#### [DIRECTION]
In the listing below, count the lines with "footnote" and report only the figure.

#### [SUPPLIED INFORMATION]

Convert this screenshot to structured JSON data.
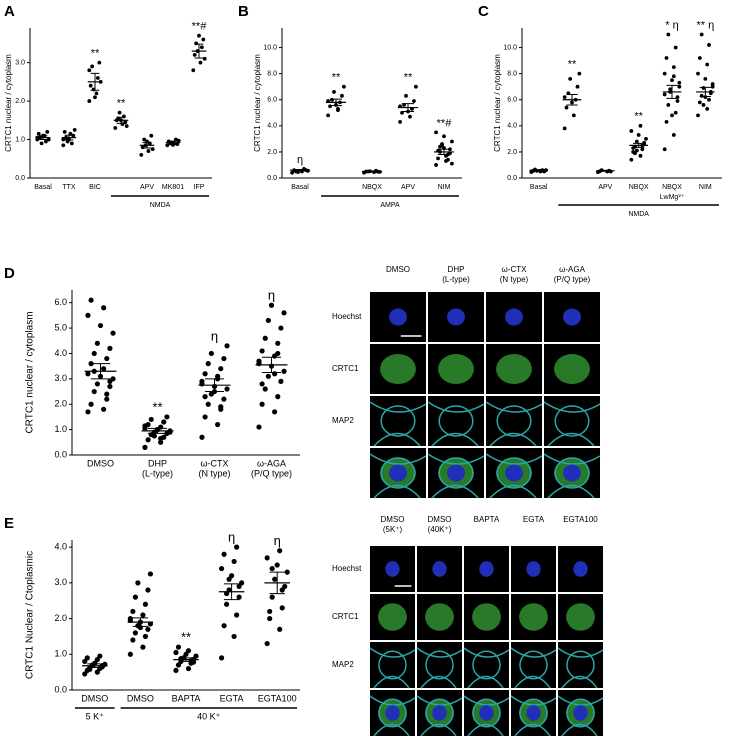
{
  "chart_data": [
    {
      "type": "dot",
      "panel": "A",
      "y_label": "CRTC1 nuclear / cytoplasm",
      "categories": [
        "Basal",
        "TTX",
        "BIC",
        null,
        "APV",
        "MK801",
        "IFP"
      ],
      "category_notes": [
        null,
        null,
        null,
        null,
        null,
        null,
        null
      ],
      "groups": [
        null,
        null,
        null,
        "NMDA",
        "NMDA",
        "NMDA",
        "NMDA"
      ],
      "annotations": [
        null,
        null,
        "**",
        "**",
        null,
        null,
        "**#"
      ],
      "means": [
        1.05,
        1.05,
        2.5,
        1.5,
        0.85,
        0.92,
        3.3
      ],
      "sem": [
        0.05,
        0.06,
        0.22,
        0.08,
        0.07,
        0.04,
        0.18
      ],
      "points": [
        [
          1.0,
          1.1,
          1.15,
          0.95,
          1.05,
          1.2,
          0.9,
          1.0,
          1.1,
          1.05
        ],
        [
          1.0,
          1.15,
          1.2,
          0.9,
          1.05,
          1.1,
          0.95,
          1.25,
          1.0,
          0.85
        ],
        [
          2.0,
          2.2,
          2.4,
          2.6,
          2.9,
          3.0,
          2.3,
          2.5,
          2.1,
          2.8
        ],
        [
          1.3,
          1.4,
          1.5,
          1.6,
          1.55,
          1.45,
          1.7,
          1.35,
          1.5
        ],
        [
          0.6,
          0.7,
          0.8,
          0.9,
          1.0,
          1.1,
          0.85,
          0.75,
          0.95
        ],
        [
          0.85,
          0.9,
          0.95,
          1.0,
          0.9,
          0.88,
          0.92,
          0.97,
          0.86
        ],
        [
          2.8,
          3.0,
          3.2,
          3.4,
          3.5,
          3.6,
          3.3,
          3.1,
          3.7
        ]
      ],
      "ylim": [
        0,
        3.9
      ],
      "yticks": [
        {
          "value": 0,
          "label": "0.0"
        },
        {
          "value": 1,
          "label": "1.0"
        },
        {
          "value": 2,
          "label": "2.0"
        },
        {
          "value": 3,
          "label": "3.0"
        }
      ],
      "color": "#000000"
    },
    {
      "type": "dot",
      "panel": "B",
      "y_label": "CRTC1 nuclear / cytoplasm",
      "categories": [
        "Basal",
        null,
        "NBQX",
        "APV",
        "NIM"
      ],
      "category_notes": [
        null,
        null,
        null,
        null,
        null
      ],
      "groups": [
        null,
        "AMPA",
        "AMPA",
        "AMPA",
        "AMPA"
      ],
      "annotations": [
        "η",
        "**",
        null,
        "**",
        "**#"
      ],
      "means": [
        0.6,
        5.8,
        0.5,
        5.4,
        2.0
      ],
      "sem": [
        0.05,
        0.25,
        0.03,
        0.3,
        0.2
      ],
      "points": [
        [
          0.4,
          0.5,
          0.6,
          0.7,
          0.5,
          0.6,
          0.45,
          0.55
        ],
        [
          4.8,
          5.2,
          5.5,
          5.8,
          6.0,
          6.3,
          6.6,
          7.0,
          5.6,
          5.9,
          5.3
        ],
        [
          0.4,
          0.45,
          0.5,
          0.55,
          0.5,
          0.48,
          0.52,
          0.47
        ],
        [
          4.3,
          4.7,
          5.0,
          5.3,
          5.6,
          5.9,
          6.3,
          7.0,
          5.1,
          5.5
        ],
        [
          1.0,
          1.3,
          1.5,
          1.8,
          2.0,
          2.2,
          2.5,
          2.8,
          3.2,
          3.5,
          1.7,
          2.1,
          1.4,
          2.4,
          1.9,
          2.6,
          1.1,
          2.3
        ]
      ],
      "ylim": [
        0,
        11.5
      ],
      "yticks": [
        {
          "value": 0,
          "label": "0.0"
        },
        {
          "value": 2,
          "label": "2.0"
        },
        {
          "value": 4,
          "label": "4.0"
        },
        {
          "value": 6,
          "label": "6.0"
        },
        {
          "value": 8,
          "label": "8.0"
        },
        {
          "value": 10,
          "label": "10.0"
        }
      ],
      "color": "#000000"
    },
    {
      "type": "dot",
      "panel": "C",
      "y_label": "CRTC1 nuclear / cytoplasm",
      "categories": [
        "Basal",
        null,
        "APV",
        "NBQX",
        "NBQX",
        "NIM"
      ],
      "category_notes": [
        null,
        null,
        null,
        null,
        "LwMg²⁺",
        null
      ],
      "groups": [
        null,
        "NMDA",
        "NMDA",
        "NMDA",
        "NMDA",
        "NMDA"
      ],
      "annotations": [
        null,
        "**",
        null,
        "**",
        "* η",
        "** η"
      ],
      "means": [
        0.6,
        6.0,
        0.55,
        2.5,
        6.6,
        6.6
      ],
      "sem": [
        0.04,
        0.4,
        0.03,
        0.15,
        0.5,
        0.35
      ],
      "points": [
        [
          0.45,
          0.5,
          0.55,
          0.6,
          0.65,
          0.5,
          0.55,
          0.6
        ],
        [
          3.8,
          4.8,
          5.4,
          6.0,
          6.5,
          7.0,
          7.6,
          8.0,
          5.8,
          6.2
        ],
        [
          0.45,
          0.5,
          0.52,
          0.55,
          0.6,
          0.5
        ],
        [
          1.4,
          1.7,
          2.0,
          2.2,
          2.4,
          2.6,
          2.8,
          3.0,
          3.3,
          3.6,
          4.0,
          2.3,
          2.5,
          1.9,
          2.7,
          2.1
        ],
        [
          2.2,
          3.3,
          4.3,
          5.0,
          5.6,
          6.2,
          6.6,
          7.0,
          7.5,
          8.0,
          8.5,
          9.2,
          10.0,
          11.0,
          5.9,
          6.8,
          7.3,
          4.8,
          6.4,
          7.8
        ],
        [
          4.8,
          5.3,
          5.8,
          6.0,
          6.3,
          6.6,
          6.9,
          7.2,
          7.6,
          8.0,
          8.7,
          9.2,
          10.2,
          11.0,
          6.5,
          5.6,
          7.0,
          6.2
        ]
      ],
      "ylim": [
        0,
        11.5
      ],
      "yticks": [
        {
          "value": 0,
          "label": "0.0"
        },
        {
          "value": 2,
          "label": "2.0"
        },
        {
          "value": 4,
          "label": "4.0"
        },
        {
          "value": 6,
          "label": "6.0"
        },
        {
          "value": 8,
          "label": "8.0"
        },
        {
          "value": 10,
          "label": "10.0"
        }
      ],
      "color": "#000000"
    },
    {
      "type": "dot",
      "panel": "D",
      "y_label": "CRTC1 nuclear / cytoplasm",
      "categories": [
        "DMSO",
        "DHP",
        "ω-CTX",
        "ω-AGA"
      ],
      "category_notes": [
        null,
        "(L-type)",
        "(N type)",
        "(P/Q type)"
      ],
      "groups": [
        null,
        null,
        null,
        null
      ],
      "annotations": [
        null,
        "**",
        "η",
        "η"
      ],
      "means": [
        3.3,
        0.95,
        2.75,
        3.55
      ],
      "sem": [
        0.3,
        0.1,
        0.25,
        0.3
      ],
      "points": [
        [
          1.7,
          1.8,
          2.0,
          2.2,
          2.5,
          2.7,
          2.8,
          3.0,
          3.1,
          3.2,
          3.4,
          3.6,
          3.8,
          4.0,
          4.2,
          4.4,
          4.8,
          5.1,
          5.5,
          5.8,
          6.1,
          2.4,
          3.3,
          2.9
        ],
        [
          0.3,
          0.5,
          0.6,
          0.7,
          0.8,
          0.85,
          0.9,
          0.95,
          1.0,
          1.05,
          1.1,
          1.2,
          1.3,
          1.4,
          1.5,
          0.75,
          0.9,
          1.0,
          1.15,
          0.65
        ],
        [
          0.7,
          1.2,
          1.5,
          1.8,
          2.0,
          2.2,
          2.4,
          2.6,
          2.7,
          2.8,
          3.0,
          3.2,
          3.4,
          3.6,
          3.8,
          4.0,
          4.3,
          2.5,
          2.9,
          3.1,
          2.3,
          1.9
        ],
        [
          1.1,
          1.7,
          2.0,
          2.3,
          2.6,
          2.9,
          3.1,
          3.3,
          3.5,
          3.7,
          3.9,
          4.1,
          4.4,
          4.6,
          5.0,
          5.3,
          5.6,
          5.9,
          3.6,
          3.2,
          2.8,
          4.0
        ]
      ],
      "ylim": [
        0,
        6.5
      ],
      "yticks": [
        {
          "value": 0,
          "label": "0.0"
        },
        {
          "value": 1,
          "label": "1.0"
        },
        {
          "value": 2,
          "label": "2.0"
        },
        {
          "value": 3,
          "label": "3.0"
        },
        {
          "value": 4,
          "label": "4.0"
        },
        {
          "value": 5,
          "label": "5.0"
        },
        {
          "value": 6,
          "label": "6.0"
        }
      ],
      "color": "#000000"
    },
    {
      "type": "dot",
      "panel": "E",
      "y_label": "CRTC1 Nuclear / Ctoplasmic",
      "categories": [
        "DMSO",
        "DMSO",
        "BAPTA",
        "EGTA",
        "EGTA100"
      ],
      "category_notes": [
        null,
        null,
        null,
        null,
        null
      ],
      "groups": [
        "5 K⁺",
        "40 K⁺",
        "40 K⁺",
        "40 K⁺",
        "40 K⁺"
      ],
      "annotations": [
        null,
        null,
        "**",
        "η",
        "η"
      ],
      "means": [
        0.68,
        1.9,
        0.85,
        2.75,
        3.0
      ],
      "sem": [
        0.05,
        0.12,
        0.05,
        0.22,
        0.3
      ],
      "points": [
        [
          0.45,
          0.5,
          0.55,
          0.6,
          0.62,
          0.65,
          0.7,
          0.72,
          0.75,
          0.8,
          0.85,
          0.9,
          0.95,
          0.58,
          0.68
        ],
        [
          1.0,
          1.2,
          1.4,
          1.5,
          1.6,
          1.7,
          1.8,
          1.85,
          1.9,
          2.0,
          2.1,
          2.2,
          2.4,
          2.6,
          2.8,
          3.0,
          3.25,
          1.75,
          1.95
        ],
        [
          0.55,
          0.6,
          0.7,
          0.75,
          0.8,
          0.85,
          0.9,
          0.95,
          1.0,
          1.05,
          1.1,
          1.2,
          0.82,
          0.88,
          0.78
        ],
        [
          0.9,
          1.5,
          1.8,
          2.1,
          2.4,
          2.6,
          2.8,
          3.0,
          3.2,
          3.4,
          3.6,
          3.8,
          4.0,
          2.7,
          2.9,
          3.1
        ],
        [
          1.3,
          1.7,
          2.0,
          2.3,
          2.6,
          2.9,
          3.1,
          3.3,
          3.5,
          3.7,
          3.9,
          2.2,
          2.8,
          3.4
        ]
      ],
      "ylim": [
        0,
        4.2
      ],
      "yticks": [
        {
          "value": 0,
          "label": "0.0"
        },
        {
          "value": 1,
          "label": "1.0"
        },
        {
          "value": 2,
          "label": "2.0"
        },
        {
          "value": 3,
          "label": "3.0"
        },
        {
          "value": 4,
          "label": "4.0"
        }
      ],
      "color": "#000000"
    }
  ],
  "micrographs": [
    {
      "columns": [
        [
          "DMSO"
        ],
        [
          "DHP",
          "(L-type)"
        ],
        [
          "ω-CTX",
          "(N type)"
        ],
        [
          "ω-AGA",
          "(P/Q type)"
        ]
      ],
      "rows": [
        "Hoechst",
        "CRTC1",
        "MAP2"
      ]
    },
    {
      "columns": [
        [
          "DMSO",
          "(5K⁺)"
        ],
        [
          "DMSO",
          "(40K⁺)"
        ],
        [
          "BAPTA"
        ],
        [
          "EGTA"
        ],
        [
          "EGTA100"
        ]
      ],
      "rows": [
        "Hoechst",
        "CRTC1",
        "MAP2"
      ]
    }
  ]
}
==
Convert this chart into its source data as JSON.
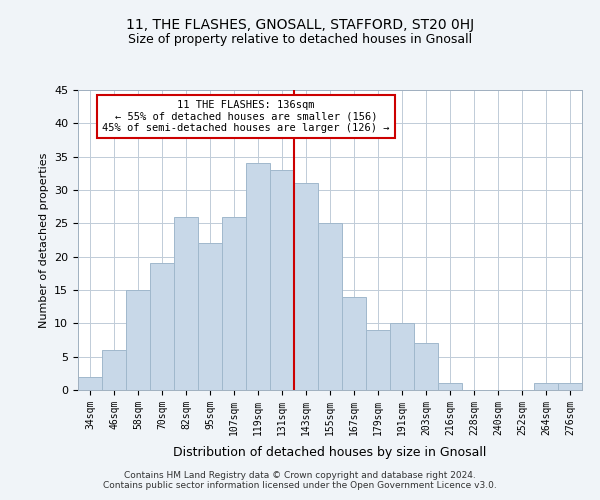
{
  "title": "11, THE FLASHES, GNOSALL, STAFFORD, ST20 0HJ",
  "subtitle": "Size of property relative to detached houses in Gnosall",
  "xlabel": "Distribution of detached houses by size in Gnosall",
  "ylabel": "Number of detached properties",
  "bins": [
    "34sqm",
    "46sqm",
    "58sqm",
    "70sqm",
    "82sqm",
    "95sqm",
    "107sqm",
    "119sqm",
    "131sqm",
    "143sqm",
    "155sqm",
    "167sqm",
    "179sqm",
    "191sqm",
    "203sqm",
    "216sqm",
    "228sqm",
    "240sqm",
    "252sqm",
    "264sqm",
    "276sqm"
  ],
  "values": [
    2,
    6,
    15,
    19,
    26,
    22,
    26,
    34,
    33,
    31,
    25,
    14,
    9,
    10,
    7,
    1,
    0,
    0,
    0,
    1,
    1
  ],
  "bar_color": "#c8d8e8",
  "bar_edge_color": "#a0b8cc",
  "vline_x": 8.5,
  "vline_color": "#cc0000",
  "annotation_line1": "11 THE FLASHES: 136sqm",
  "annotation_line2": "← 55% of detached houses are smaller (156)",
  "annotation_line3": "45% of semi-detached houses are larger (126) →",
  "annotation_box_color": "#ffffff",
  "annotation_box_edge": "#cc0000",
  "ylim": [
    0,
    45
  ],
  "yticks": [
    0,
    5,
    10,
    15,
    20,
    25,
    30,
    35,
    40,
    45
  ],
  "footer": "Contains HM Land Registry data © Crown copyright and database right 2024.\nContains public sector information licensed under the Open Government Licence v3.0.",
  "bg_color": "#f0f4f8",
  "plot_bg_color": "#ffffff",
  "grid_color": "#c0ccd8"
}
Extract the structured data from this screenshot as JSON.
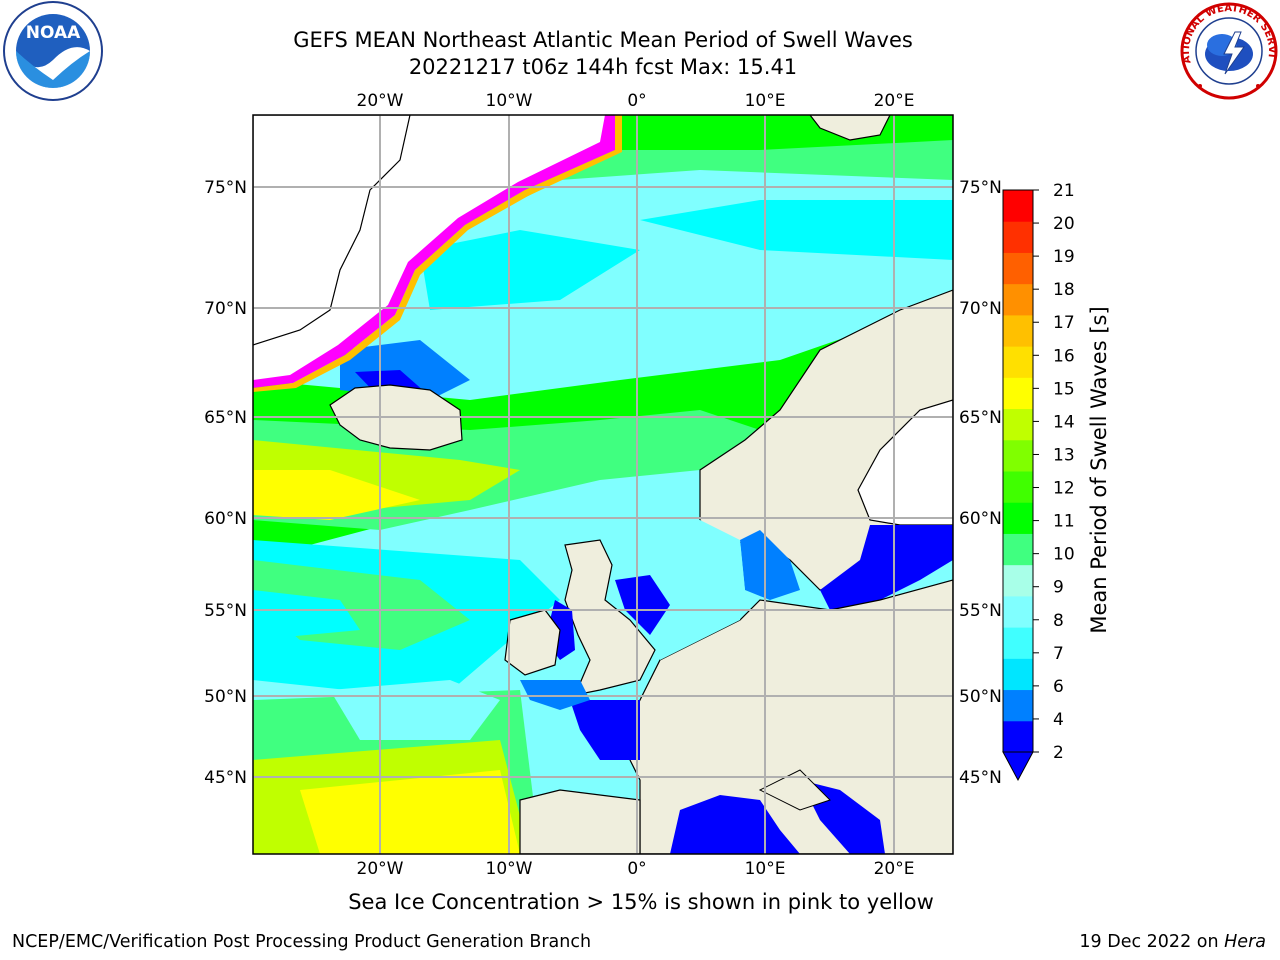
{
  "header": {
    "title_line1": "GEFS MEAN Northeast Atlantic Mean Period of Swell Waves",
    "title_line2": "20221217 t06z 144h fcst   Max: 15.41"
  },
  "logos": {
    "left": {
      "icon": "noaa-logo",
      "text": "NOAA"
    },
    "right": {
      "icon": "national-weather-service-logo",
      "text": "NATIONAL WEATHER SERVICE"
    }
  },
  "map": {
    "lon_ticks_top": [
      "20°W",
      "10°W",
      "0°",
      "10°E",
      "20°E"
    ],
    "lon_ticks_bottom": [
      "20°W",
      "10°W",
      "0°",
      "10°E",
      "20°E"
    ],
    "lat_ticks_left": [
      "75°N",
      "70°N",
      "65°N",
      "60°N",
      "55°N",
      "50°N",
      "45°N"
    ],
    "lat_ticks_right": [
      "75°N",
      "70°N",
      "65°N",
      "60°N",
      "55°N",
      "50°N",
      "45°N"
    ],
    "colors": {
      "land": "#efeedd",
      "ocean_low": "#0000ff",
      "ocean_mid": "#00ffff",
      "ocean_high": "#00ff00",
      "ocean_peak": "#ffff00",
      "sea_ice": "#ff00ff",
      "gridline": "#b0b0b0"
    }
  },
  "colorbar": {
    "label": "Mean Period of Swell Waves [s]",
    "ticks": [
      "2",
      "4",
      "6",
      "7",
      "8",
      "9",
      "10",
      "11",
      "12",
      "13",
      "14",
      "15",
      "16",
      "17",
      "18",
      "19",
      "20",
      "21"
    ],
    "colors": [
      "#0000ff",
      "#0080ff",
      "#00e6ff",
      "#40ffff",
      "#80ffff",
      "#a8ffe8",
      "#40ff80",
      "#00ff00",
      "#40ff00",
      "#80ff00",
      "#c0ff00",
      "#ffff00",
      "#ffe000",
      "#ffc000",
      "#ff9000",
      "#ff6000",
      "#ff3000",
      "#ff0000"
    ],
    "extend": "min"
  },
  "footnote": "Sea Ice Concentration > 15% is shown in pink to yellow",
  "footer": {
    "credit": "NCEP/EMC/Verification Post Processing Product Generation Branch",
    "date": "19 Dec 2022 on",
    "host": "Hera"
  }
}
--
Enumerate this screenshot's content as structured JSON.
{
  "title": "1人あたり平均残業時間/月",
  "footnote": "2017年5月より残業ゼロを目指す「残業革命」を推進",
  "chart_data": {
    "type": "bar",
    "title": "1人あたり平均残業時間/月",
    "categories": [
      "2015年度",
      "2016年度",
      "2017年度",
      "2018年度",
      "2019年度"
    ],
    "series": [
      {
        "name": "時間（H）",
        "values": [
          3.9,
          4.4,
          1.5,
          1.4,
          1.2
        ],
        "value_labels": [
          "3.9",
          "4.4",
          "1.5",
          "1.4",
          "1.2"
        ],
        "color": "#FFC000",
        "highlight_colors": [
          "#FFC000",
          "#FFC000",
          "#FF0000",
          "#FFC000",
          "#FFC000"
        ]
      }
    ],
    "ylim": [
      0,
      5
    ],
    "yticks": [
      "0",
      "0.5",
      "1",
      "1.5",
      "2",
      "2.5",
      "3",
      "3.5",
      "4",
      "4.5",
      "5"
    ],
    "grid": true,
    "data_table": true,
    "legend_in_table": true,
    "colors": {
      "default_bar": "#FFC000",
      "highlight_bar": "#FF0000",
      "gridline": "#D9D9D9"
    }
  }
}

#### [RESULT OF THIS EXERCISE]
2